= Challenge =
Copy all lines holding the word "sunt" from the entries.

▼▼▼

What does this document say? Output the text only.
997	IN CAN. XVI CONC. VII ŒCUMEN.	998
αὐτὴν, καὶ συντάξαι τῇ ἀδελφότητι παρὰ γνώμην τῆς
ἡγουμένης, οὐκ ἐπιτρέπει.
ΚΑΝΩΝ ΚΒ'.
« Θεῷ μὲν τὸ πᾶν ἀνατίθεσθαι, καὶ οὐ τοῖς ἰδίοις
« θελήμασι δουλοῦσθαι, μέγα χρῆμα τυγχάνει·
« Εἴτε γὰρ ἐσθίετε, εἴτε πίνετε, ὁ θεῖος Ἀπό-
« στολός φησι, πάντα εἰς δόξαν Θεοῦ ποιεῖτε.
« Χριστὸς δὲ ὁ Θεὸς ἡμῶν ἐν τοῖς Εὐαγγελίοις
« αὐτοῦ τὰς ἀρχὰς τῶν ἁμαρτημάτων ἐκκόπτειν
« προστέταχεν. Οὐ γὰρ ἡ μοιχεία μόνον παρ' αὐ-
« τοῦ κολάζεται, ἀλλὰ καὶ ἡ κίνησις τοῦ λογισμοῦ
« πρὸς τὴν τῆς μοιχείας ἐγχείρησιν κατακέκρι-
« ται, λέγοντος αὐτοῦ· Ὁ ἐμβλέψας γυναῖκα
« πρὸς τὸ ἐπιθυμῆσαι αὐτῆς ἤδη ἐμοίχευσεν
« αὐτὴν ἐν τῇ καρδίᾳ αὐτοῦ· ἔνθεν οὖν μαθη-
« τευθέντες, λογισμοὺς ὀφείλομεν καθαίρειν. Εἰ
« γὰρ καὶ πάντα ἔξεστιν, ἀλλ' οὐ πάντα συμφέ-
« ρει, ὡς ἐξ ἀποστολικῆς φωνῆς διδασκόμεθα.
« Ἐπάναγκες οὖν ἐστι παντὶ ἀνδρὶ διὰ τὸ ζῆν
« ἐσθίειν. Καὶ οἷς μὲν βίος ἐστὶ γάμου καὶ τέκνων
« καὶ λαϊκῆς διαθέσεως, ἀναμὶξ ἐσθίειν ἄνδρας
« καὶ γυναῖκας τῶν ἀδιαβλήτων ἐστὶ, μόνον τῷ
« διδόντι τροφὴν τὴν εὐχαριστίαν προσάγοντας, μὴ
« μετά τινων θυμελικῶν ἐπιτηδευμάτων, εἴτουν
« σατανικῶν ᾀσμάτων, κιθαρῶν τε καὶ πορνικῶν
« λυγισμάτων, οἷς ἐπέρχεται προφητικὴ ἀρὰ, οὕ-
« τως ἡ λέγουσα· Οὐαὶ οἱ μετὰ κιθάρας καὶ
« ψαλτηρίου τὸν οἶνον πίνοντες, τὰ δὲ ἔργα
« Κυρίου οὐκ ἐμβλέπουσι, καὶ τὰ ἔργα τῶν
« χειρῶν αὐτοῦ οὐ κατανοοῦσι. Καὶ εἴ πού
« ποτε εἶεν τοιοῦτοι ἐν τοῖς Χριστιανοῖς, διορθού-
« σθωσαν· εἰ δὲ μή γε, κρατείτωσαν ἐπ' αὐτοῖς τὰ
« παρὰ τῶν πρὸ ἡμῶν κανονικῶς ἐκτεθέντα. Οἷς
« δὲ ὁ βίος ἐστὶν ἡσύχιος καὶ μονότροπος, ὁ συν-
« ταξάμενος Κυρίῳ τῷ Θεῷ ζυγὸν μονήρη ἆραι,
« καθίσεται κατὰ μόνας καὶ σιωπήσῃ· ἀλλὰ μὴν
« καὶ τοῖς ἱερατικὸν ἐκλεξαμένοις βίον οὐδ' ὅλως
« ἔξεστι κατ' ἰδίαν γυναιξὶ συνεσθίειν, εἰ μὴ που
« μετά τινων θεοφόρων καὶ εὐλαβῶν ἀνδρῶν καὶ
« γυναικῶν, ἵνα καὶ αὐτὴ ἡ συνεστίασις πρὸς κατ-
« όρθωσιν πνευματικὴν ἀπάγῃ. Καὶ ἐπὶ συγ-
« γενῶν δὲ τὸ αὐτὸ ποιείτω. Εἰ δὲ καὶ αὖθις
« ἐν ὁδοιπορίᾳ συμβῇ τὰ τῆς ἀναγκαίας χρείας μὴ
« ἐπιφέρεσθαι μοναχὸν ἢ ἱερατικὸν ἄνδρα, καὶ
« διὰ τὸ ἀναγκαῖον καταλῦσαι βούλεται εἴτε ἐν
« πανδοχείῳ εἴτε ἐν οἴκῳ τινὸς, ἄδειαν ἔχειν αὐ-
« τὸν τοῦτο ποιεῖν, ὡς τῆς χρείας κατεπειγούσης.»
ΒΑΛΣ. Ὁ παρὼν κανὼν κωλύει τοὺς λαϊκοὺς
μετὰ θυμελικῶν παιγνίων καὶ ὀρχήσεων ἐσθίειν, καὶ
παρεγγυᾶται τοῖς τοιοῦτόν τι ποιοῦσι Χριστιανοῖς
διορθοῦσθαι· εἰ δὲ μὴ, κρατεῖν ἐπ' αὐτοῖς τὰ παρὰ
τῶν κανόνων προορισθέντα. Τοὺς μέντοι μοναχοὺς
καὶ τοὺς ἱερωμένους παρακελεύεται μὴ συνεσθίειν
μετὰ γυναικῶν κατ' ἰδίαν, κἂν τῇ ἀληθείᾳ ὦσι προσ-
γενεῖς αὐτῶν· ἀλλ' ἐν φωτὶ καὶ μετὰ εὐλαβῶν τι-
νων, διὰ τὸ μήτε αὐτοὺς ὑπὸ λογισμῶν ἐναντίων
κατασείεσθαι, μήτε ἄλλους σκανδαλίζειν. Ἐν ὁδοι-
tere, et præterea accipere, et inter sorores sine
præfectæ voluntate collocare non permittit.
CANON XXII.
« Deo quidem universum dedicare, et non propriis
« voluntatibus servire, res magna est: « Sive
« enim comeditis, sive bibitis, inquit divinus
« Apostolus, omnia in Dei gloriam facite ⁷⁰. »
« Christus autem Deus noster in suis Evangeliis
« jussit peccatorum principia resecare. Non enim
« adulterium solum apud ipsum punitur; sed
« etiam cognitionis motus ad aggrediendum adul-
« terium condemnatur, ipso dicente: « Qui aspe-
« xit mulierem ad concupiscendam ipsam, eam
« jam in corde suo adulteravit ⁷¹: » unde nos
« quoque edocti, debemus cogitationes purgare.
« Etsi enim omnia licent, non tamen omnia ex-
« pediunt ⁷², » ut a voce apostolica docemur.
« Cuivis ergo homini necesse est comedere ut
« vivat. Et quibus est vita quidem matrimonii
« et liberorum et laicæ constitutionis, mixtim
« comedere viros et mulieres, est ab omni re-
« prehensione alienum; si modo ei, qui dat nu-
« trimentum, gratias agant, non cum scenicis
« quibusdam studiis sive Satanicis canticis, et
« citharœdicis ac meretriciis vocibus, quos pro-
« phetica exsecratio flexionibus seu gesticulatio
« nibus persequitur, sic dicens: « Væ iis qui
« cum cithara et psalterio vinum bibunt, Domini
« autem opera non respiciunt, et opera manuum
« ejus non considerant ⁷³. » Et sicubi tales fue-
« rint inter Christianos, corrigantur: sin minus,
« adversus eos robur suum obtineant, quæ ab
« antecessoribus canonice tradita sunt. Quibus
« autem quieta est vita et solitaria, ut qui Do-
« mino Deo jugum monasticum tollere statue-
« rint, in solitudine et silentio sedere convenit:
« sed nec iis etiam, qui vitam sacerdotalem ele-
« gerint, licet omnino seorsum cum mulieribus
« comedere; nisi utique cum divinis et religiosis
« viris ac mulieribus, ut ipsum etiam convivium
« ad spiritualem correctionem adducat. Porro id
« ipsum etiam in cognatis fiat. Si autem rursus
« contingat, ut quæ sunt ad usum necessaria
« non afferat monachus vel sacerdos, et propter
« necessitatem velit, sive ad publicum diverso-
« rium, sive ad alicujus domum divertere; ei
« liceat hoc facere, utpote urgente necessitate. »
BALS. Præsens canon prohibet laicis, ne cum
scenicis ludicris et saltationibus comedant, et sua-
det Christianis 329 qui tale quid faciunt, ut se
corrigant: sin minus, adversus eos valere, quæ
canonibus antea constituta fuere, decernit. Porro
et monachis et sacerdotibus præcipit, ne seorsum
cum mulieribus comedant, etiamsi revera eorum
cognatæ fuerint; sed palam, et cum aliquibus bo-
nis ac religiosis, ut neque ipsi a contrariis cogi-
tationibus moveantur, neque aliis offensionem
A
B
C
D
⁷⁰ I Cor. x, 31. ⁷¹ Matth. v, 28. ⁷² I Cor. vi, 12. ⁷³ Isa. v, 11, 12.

▲▲▲

= Complete output =
« antecessoribus canonice tradita sunt. Quibus
« contingat, ut quæ sunt ad usum necessaria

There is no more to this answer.